To be done |
Rename "thumbnail-label" to "thumb-caption" throughout the records below, keeping every other line unchanged. Leave the pictures out of your answer.

Input for this task |
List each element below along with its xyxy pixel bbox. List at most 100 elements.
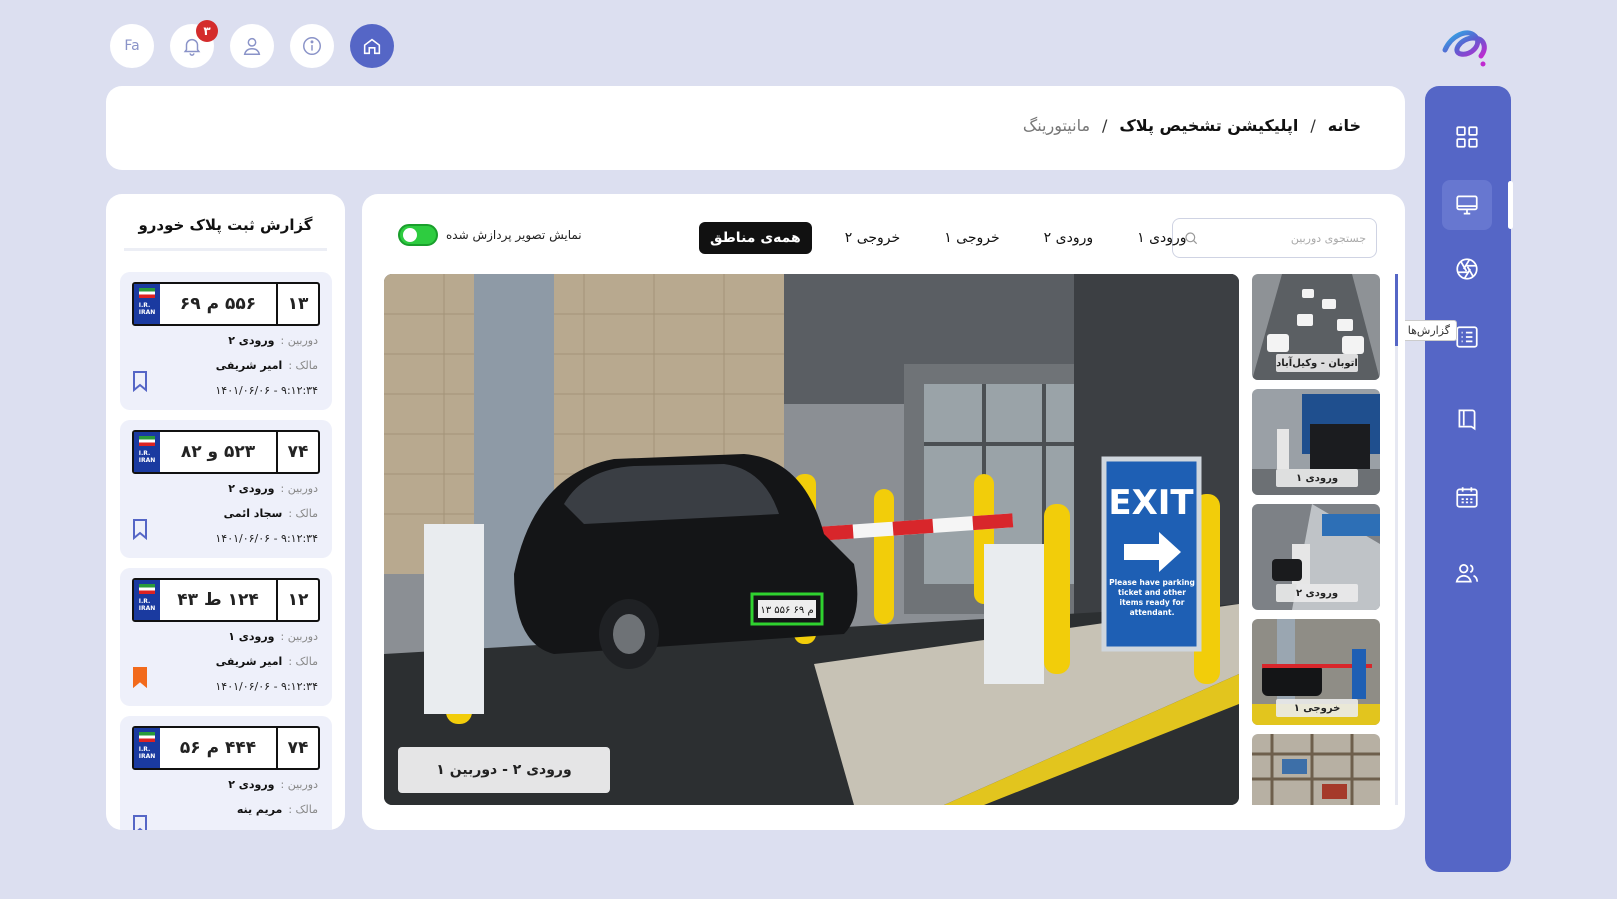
monitor-icon	[1456, 195, 1478, 215]
plate-region-code: ۷۴	[287, 442, 309, 462]
plate-region-code: ۱۲	[287, 590, 309, 610]
tab-exit-2[interactable]: خروجی ۲	[834, 222, 911, 254]
home-icon	[363, 38, 381, 55]
sidebar-item-bookmarks[interactable]	[1442, 394, 1492, 444]
camera-value: ورودی ۲	[228, 334, 275, 347]
feed-caption: ورودی ۲ - دوربین ۱	[398, 747, 610, 793]
thumbnail-label: خروجی ۱	[1276, 699, 1358, 717]
owner-label: مالک :	[288, 655, 318, 668]
owner-value: سجاد ائمی	[223, 507, 283, 520]
profile-button[interactable]	[230, 24, 274, 68]
monitoring-panel: جستجوی دوربین ورودی ۱ ورودی ۲ خروجی ۱ خر…	[362, 194, 1405, 830]
camera-thumbnail[interactable]: ورودی ۱	[1252, 389, 1380, 495]
report-item[interactable]: I.R. IRAN ۱۲۴ ط ۴۳ ۱۲ دوربین : ورودی ۱ مال…	[120, 568, 332, 706]
iran-flag-icon: I.R. IRAN	[134, 284, 160, 324]
grid-icon	[1456, 126, 1478, 148]
sidebar-tooltip: گزارش‌ها	[1400, 320, 1457, 341]
camera-meta: دوربین : ورودی ۱	[228, 630, 318, 643]
report-list[interactable]: I.R. IRAN ۵۵۶ م ۶۹ ۱۳ دوربین : ورودی ۲ مال…	[120, 272, 332, 830]
main-camera-feed[interactable]: ۱۳ ۵۵۶ م ۶۹ EXIT Please have parking tic…	[384, 274, 1239, 805]
tab-exit-1[interactable]: خروجی ۱	[933, 222, 1010, 254]
sidebar-item-dashboard[interactable]	[1442, 112, 1492, 162]
license-plate: I.R. IRAN ۵۵۶ م ۶۹ ۱۳	[132, 282, 320, 326]
info-button[interactable]	[290, 24, 334, 68]
timestamp: ۹:۱۲:۳۴ - ۱۴۰۱/۰۶/۰۶	[215, 384, 318, 397]
camera-meta: دوربین : ورودی ۲	[228, 334, 318, 347]
processed-image-toggle-row: نمایش تصویر پردازش شده	[398, 224, 582, 246]
user-icon	[243, 37, 261, 55]
camera-thumbnail[interactable]	[1252, 734, 1380, 805]
thumbnail-label: ورودی ۱	[1276, 469, 1358, 487]
processed-image-toggle[interactable]	[398, 224, 438, 246]
thumbnail-scrollbar[interactable]	[1395, 274, 1398, 805]
camera-thumbnails[interactable]: اتوبان - وکیل‌آباد ورودی ۱ ورودی ۲ خروجی…	[1252, 274, 1380, 805]
thumbnail-label: اتوبان - وکیل‌آباد	[1276, 354, 1358, 372]
camera-meta: دوربین : ورودی ۲	[228, 482, 318, 495]
report-title: گزارش ثبت پلاک خودرو	[138, 216, 313, 234]
main-sidebar	[1425, 86, 1513, 872]
language-button[interactable]: Fa	[110, 24, 154, 68]
notification-count-badge: ۳	[196, 20, 218, 42]
sidebar-item-users[interactable]	[1442, 548, 1492, 598]
info-icon	[303, 37, 321, 55]
camera-value: ورودی ۲	[228, 482, 275, 495]
home-button[interactable]	[350, 24, 394, 68]
bookmark-icon[interactable]	[132, 814, 148, 830]
owner-value: مریم ینه	[236, 803, 283, 816]
owner-label: مالک :	[288, 507, 318, 520]
tab-all-zones[interactable]: همه‌ی مناطق	[699, 222, 812, 254]
tab-entrance-2[interactable]: ورودی ۲	[1033, 222, 1104, 254]
scrollbar-thumb[interactable]	[1395, 274, 1398, 346]
sidebar-item-monitoring[interactable]	[1442, 180, 1492, 230]
camera-search-input[interactable]: جستجوی دوربین	[1172, 218, 1377, 258]
notifications-button[interactable]: ۳	[170, 20, 218, 68]
report-item[interactable]: I.R. IRAN ۴۴۴ م ۵۶ ۷۴ دوربین : ورودی ۲ مال…	[120, 716, 332, 830]
search-placeholder: جستجوی دوربین	[1290, 231, 1366, 245]
owner-label: مالک :	[288, 803, 318, 816]
iran-flag-icon: I.R. IRAN	[134, 432, 160, 472]
camera-label: دوربین :	[280, 778, 318, 791]
report-item[interactable]: I.R. IRAN ۵۵۶ م ۶۹ ۱۳ دوربین : ورودی ۲ مال…	[120, 272, 332, 410]
thumbnail-image	[1252, 734, 1380, 805]
plate-region-code: ۱۳	[287, 294, 309, 314]
bookmark-filled-icon[interactable]	[132, 666, 148, 688]
plate-number: ۵۲۳ و ۸۲	[160, 432, 278, 472]
breadcrumb-separator: /	[1102, 116, 1108, 135]
camera-label: دوربین :	[280, 334, 318, 347]
breadcrumb-card: خانه / اپلیکیشن تشخیص پلاک / مانیتورینگ	[106, 86, 1405, 170]
license-plate: I.R. IRAN ۵۲۳ و ۸۲ ۷۴	[132, 430, 320, 474]
camera-scene-image: ۱۳ ۵۵۶ م ۶۹ EXIT Please have parking tic…	[384, 274, 1239, 805]
owner-meta: مالک : سجاد ائمی	[224, 507, 318, 520]
exit-sign-text: EXIT	[1108, 483, 1194, 523]
plate-number: ۱۲۴ ط ۴۳	[160, 580, 278, 620]
camera-thumbnail[interactable]: خروجی ۱	[1252, 619, 1380, 725]
breadcrumb: خانه / اپلیکیشن تشخیص پلاک / مانیتورینگ	[1023, 116, 1361, 135]
bookmark-icon[interactable]	[132, 518, 148, 540]
report-divider	[124, 248, 327, 251]
camera-thumbnail[interactable]: اتوبان - وکیل‌آباد	[1252, 274, 1380, 380]
sidebar-item-calendar[interactable]	[1442, 472, 1492, 522]
timestamp: ۹:۱۲:۳۴ - ۱۴۰۱/۰۶/۰۶	[215, 680, 318, 693]
aperture-icon	[1456, 258, 1478, 280]
camera-value: ورودی ۲	[228, 778, 275, 791]
breadcrumb-home[interactable]: خانه	[1328, 116, 1361, 135]
owner-value: امیر شریفی	[215, 359, 283, 372]
plate-report-panel: گزارش ثبت پلاک خودرو I.R. IRAN ۵۵۶ م ۶۹ ۱…	[106, 194, 345, 830]
bookmark-icon[interactable]	[132, 370, 148, 392]
users-icon	[1455, 564, 1479, 583]
thumbnail-label: ورودی ۲	[1276, 584, 1358, 602]
calendar-icon	[1456, 487, 1478, 508]
plate-region-code: ۷۴	[287, 738, 309, 758]
report-item[interactable]: I.R. IRAN ۵۲۳ و ۸۲ ۷۴ دوربین : ورودی ۲ مال…	[120, 420, 332, 558]
plate-number: ۵۵۶ م ۶۹	[160, 284, 278, 324]
breadcrumb-current: مانیتورینگ	[1022, 116, 1091, 135]
book-icon	[1458, 409, 1476, 431]
plate-number: ۴۴۴ م ۵۶	[160, 728, 278, 768]
camera-thumbnail[interactable]: ورودی ۲	[1252, 504, 1380, 610]
breadcrumb-app[interactable]: اپلیکیشن تشخیص پلاک	[1119, 116, 1298, 135]
camera-label: دوربین :	[280, 482, 318, 495]
language-label: Fa	[124, 38, 140, 54]
sidebar-item-camera[interactable]	[1442, 244, 1492, 294]
license-plate: I.R. IRAN ۴۴۴ م ۵۶ ۷۴	[132, 726, 320, 770]
tab-entrance-1[interactable]: ورودی ۱	[1126, 222, 1197, 254]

Response to this task |
List each element below along with its xyxy pixel bbox. List at most 100 elements.
monitor-icon	[1456, 195, 1478, 215]
plate-region-code: ۷۴	[287, 442, 309, 462]
plate-region-code: ۱۲	[287, 590, 309, 610]
tab-exit-2[interactable]: خروجی ۲	[834, 222, 911, 254]
home-icon	[363, 38, 381, 55]
sidebar-item-bookmarks[interactable]	[1442, 394, 1492, 444]
camera-value: ورودی ۲	[228, 334, 275, 347]
feed-caption: ورودی ۲ - دوربین ۱	[398, 747, 610, 793]
thumb-caption: خروجی ۱	[1276, 699, 1358, 717]
owner-label: مالک :	[288, 655, 318, 668]
owner-value: سجاد ائمی	[223, 507, 283, 520]
profile-button[interactable]	[230, 24, 274, 68]
monitoring-panel: جستجوی دوربین ورودی ۱ ورودی ۲ خروجی ۱ خر…	[362, 194, 1405, 830]
camera-thumbnail[interactable]: ورودی ۱	[1252, 389, 1380, 495]
report-item[interactable]: I.R. IRAN ۱۲۴ ط ۴۳ ۱۲ دوربین : ورودی ۱ مال…	[120, 568, 332, 706]
iran-flag-icon: I.R. IRAN	[134, 284, 160, 324]
grid-icon	[1456, 126, 1478, 148]
sidebar-tooltip: گزارش‌ها	[1400, 320, 1457, 341]
camera-meta: دوربین : ورودی ۱	[228, 630, 318, 643]
report-list[interactable]: I.R. IRAN ۵۵۶ م ۶۹ ۱۳ دوربین : ورودی ۲ مال…	[120, 272, 332, 830]
main-camera-feed[interactable]: ۱۳ ۵۵۶ م ۶۹ EXIT Please have parking tic…	[384, 274, 1239, 805]
tab-exit-1[interactable]: خروجی ۱	[933, 222, 1010, 254]
sidebar-item-dashboard[interactable]	[1442, 112, 1492, 162]
license-plate: I.R. IRAN ۵۵۶ م ۶۹ ۱۳	[132, 282, 320, 326]
info-button[interactable]	[290, 24, 334, 68]
timestamp: ۹:۱۲:۳۴ - ۱۴۰۱/۰۶/۰۶	[215, 384, 318, 397]
camera-meta: دوربین : ورودی ۲	[228, 334, 318, 347]
processed-image-toggle-row: نمایش تصویر پردازش شده	[398, 224, 582, 246]
user-icon	[243, 37, 261, 55]
camera-thumbnail[interactable]	[1252, 734, 1380, 805]
thumb-caption: ورودی ۱	[1276, 469, 1358, 487]
processed-image-toggle[interactable]	[398, 224, 438, 246]
thumbnail-scrollbar[interactable]	[1395, 274, 1398, 805]
camera-thumbnails[interactable]: اتوبان - وکیل‌آباد ورودی ۱ ورودی ۲ خروجی…	[1252, 274, 1380, 805]
thumb-caption: اتوبان - وکیل‌آباد	[1276, 354, 1358, 372]
camera-meta: دوربین : ورودی ۲	[228, 482, 318, 495]
report-title: گزارش ثبت پلاک خودرو	[138, 216, 313, 234]
main-sidebar	[1425, 86, 1513, 872]
language-button[interactable]: Fa	[110, 24, 154, 68]
notification-count-badge: ۳	[196, 20, 218, 42]
sidebar-item-users[interactable]	[1442, 548, 1492, 598]
info-icon	[303, 37, 321, 55]
camera-value: ورودی ۲	[228, 482, 275, 495]
home-button[interactable]	[350, 24, 394, 68]
bookmark-icon[interactable]	[132, 814, 148, 830]
owner-value: مریم ینه	[236, 803, 283, 816]
owner-label: مالک :	[288, 507, 318, 520]
tab-all-zones[interactable]: همه‌ی مناطق	[699, 222, 812, 254]
tab-entrance-2[interactable]: ورودی ۲	[1033, 222, 1104, 254]
scrollbar-thumb[interactable]	[1395, 274, 1398, 346]
sidebar-item-monitoring[interactable]	[1442, 180, 1492, 230]
camera-search-input[interactable]: جستجوی دوربین	[1172, 218, 1377, 258]
notifications-button[interactable]: ۳	[170, 20, 218, 68]
report-item[interactable]: I.R. IRAN ۴۴۴ م ۵۶ ۷۴ دوربین : ورودی ۲ مال…	[120, 716, 332, 830]
search-placeholder: جستجوی دوربین	[1290, 231, 1366, 245]
owner-label: مالک :	[288, 803, 318, 816]
iran-flag-icon: I.R. IRAN	[134, 432, 160, 472]
camera-label: دوربین :	[280, 778, 318, 791]
report-item[interactable]: I.R. IRAN ۵۵۶ م ۶۹ ۱۳ دوربین : ورودی ۲ مال…	[120, 272, 332, 410]
thumbnail-image	[1252, 734, 1380, 805]
plate-region-code: ۱۳	[287, 294, 309, 314]
bookmark-filled-icon[interactable]	[132, 666, 148, 688]
plate-number: ۵۲۳ و ۸۲	[160, 432, 278, 472]
breadcrumb-separator: /	[1102, 116, 1108, 135]
camera-label: دوربین :	[280, 334, 318, 347]
breadcrumb-card: خانه / اپلیکیشن تشخیص پلاک / مانیتورینگ	[106, 86, 1405, 170]
license-plate: I.R. IRAN ۵۲۳ و ۸۲ ۷۴	[132, 430, 320, 474]
camera-scene-image: ۱۳ ۵۵۶ م ۶۹ EXIT Please have parking tic…	[384, 274, 1239, 805]
owner-meta: مالک : سجاد ائمی	[224, 507, 318, 520]
exit-sign-text: EXIT	[1108, 483, 1194, 523]
plate-number: ۱۲۴ ط ۴۳	[160, 580, 278, 620]
camera-thumbnail[interactable]: خروجی ۱	[1252, 619, 1380, 725]
breadcrumb: خانه / اپلیکیشن تشخیص پلاک / مانیتورینگ	[1023, 116, 1361, 135]
bookmark-icon[interactable]	[132, 518, 148, 540]
report-divider	[124, 248, 327, 251]
camera-thumbnail[interactable]: اتوبان - وکیل‌آباد	[1252, 274, 1380, 380]
sidebar-item-calendar[interactable]	[1442, 472, 1492, 522]
timestamp: ۹:۱۲:۳۴ - ۱۴۰۱/۰۶/۰۶	[215, 680, 318, 693]
aperture-icon	[1456, 258, 1478, 280]
camera-value: ورودی ۲	[228, 778, 275, 791]
breadcrumb-home[interactable]: خانه	[1328, 116, 1361, 135]
owner-value: امیر شریفی	[215, 359, 283, 372]
plate-report-panel: گزارش ثبت پلاک خودرو I.R. IRAN ۵۵۶ م ۶۹ ۱…	[106, 194, 345, 830]
bookmark-icon[interactable]	[132, 370, 148, 392]
users-icon	[1455, 564, 1479, 583]
thumb-caption: ورودی ۲	[1276, 584, 1358, 602]
calendar-icon	[1456, 487, 1478, 508]
plate-region-code: ۷۴	[287, 738, 309, 758]
report-item[interactable]: I.R. IRAN ۵۲۳ و ۸۲ ۷۴ دوربین : ورودی ۲ مال…	[120, 420, 332, 558]
plate-number: ۵۵۶ م ۶۹	[160, 284, 278, 324]
breadcrumb-current: مانیتورینگ	[1022, 116, 1091, 135]
book-icon	[1458, 409, 1476, 431]
plate-number: ۴۴۴ م ۵۶	[160, 728, 278, 768]
camera-thumbnail[interactable]: ورودی ۲	[1252, 504, 1380, 610]
breadcrumb-app[interactable]: اپلیکیشن تشخیص پلاک	[1119, 116, 1298, 135]
camera-label: دوربین :	[280, 482, 318, 495]
language-label: Fa	[124, 38, 140, 54]
sidebar-item-camera[interactable]	[1442, 244, 1492, 294]
license-plate: I.R. IRAN ۴۴۴ م ۵۶ ۷۴	[132, 726, 320, 770]
tab-entrance-1[interactable]: ورودی ۱	[1126, 222, 1197, 254]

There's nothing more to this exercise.